Items listed in a dataset:
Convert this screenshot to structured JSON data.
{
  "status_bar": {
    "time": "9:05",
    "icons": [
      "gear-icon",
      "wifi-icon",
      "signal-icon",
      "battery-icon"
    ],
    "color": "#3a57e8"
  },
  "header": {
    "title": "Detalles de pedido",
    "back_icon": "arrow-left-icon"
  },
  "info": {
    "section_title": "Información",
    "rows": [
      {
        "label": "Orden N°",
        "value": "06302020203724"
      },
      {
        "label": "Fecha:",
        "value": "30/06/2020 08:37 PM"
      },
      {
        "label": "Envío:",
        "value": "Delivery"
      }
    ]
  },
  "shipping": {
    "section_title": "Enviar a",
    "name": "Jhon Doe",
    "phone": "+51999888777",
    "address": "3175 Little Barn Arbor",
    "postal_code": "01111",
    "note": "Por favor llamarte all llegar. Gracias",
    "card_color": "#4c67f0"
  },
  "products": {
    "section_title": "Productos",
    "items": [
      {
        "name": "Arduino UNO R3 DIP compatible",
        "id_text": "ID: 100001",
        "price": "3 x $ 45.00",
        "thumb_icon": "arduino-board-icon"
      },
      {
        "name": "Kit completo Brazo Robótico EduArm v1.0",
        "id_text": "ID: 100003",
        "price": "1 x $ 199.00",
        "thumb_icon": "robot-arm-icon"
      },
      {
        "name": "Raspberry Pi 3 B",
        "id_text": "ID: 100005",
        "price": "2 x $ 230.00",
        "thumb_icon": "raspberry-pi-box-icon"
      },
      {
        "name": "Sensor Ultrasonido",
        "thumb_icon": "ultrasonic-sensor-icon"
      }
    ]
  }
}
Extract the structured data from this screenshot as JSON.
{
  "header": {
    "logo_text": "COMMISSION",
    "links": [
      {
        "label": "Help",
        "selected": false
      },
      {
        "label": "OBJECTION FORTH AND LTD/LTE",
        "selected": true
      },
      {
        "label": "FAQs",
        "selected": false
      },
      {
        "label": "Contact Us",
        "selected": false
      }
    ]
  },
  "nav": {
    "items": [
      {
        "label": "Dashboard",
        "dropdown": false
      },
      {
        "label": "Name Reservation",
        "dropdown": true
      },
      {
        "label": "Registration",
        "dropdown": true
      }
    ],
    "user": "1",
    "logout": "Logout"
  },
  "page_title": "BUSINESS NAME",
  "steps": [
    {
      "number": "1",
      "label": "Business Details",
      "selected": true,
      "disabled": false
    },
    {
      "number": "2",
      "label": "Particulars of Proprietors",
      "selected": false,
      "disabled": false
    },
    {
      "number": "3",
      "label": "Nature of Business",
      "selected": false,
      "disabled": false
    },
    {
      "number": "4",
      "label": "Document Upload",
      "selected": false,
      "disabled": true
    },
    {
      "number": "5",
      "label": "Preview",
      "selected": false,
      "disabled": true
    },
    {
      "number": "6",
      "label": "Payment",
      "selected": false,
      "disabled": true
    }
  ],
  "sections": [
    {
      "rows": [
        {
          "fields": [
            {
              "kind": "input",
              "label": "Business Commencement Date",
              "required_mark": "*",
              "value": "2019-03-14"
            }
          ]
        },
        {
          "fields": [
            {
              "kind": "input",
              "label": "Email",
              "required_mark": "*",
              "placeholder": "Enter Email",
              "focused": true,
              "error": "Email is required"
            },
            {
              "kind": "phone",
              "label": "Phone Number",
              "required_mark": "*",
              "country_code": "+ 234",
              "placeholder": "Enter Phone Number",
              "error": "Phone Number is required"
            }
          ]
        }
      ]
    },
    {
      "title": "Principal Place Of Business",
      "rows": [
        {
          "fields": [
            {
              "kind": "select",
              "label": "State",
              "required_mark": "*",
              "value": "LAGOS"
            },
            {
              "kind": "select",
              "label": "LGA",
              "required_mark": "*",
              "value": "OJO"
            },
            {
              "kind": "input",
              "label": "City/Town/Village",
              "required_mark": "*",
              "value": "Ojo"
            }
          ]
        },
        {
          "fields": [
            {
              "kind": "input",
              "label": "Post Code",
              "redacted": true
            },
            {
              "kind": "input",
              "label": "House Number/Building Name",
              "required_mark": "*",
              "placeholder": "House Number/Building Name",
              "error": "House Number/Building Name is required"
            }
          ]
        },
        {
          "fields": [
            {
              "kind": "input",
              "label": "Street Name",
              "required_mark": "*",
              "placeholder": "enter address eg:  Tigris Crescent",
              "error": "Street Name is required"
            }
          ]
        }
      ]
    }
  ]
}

* Written problem:
Identify the lines above with the word "placeholder". Copy them.

* Finished exercise:
              "placeholder": "Enter Email",
              "placeholder": "Enter Phone Number",
              "placeholder": "House Number/Building Name",
              "placeholder": "enter address eg:  Tigris Crescent",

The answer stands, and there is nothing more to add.